→ What to do
Collect every line in the records below that contains the word "JSON".

=-=-=-=-=

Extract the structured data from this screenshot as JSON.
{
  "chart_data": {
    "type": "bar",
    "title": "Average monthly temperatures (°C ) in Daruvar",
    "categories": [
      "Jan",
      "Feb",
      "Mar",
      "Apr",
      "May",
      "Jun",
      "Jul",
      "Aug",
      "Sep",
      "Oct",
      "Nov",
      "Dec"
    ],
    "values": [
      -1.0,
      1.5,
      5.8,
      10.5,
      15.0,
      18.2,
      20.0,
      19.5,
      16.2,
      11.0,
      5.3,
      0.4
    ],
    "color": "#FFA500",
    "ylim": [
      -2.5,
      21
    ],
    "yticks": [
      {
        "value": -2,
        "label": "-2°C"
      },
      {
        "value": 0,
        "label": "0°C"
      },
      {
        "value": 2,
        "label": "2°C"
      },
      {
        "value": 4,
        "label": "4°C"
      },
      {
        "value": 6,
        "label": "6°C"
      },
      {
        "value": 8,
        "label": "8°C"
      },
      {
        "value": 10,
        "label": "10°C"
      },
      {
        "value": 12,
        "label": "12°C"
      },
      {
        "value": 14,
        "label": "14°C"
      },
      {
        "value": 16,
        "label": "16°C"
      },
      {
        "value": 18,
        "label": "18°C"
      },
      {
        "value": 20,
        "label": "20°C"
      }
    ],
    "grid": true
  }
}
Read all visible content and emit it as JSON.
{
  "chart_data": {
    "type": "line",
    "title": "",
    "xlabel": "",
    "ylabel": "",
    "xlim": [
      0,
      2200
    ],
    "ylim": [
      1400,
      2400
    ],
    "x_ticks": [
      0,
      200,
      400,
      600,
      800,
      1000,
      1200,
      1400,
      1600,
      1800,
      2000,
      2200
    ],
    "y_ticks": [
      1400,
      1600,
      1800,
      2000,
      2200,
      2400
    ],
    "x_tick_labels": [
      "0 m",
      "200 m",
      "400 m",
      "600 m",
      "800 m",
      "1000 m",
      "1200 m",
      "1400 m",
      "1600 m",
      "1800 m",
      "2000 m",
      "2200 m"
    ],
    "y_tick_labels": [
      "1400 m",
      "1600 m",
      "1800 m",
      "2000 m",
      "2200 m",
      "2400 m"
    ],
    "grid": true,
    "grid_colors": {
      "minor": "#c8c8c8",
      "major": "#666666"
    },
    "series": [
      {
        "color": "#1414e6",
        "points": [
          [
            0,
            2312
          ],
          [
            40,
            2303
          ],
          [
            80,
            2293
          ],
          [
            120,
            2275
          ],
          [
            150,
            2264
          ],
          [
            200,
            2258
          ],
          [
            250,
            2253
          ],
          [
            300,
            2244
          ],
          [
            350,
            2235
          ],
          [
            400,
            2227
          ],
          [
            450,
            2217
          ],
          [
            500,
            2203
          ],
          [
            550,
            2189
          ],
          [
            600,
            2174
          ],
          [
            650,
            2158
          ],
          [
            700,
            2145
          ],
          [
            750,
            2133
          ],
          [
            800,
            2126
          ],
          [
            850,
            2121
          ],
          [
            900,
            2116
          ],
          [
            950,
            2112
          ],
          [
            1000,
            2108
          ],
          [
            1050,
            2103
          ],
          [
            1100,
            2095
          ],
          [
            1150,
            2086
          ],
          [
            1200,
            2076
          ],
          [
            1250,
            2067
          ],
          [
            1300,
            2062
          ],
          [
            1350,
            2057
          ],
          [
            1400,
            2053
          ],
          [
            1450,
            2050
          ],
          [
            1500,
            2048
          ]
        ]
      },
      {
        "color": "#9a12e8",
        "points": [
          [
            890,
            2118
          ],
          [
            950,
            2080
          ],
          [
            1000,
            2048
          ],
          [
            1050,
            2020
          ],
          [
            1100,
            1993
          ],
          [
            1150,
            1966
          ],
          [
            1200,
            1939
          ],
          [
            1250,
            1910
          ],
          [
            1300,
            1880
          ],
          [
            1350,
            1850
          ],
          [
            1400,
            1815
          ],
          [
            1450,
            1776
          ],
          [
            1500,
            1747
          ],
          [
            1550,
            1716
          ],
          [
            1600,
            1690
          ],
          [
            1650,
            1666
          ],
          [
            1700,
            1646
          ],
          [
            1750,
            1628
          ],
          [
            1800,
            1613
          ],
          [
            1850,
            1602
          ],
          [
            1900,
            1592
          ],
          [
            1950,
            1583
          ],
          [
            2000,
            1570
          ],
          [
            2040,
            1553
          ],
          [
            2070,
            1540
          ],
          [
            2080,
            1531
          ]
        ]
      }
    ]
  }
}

=-=-=-=-=

→ Problem solution
Extract the structured data from this screenshot as JSON.
Read all visible content and emit it as JSON.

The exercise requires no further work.